▶ **Work to be completed**
Which lines hold the word "color"? Copy each of them.
------------------------------------------------------------
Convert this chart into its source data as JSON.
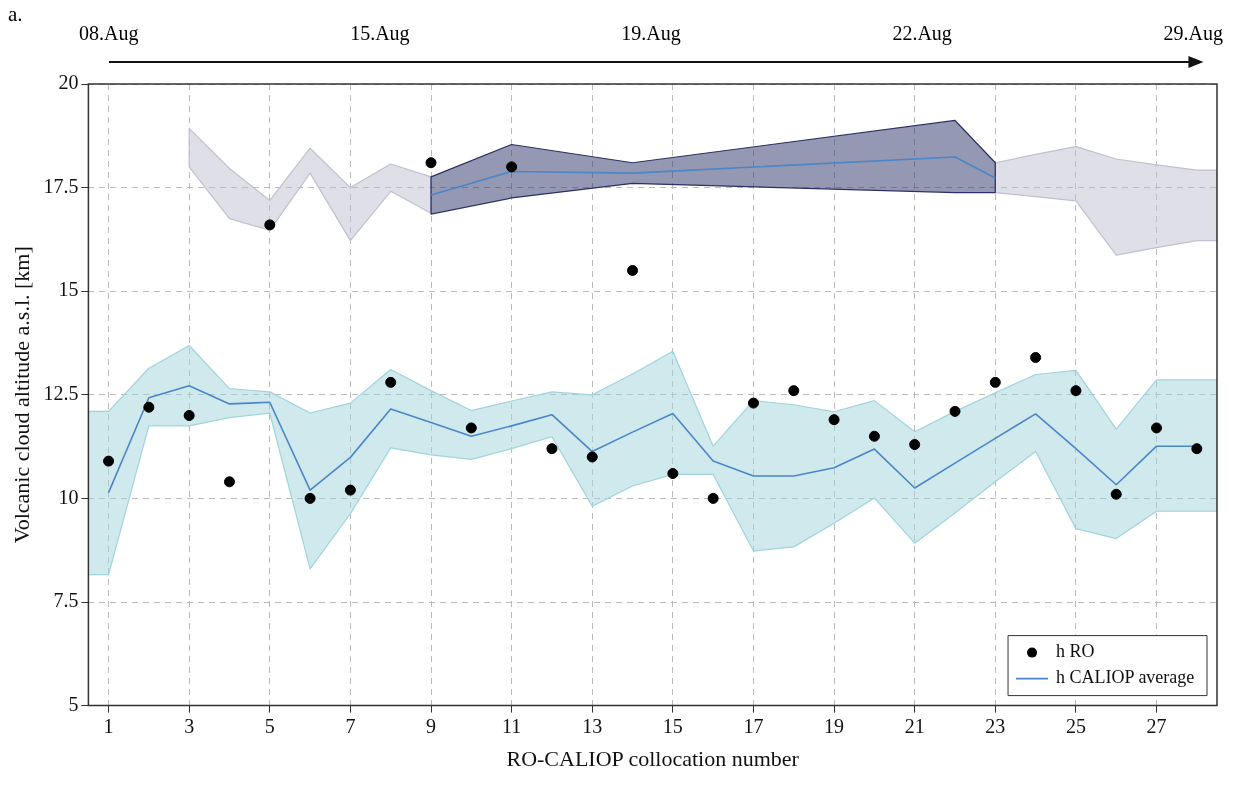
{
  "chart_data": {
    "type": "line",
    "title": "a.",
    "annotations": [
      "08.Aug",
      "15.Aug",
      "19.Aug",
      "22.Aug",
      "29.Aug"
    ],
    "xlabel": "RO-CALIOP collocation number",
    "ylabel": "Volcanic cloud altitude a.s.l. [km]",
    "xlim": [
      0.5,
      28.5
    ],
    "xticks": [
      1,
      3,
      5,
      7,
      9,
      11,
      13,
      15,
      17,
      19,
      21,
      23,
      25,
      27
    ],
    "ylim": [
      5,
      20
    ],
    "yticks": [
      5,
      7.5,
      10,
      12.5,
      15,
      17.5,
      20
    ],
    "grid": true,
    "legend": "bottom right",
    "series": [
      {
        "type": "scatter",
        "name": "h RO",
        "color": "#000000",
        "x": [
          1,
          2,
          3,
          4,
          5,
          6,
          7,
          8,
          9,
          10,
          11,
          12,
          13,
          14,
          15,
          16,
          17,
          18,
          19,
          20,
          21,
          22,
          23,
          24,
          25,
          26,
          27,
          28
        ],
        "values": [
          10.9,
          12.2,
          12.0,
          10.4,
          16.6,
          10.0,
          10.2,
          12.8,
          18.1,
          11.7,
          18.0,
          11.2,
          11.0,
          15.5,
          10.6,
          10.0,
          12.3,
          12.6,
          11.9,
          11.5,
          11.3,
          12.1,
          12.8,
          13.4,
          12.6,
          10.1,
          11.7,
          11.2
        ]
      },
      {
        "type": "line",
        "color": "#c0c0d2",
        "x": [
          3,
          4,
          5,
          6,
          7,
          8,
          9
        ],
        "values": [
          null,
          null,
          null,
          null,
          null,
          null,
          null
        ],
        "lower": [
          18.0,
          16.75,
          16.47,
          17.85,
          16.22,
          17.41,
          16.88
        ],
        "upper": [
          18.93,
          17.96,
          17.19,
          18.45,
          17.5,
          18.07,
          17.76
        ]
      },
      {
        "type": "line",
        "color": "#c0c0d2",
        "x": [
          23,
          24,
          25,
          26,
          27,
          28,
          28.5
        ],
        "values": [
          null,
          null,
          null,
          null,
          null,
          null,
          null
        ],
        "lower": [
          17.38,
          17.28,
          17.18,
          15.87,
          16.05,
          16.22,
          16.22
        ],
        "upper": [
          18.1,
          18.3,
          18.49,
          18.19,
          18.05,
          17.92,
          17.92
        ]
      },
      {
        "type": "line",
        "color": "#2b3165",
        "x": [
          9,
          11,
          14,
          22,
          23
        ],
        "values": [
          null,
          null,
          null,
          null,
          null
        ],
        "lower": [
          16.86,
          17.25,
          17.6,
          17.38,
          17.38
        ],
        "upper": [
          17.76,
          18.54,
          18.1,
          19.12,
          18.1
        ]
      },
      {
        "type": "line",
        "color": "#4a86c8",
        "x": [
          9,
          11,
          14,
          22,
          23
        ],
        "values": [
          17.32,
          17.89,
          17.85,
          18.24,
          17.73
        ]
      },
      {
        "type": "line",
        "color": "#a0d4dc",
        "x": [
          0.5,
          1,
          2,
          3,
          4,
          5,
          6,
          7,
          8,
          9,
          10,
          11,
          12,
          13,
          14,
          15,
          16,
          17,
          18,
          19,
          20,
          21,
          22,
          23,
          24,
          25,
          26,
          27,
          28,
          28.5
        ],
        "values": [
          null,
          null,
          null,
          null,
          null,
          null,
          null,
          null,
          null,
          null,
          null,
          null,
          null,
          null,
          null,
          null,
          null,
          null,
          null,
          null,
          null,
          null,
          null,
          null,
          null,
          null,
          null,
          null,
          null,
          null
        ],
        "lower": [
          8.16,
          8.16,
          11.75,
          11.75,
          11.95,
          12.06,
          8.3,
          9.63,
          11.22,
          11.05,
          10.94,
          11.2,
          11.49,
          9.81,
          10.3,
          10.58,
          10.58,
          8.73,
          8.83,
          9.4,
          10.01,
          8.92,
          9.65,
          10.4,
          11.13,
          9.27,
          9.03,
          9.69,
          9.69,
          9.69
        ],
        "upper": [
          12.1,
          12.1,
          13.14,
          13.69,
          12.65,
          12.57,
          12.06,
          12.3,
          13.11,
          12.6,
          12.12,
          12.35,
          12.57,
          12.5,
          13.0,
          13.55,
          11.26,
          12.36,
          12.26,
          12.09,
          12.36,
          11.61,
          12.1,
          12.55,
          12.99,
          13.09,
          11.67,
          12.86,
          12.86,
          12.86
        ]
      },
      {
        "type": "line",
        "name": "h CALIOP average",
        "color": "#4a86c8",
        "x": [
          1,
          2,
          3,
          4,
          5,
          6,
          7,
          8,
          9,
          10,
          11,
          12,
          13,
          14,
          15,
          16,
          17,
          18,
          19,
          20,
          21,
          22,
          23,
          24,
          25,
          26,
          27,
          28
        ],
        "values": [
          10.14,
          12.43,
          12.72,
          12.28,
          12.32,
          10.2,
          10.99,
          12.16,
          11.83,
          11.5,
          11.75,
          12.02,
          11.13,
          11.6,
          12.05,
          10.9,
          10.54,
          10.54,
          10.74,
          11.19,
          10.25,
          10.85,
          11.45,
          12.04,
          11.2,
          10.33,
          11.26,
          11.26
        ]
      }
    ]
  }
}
------------------------------------------------------------
▶ **Solution for this problem**
        "color": "#000000",
        "color": "#c0c0d2",
        "color": "#c0c0d2",
        "color": "#2b3165",
        "color": "#4a86c8",
        "color": "#a0d4dc",
        "color": "#4a86c8",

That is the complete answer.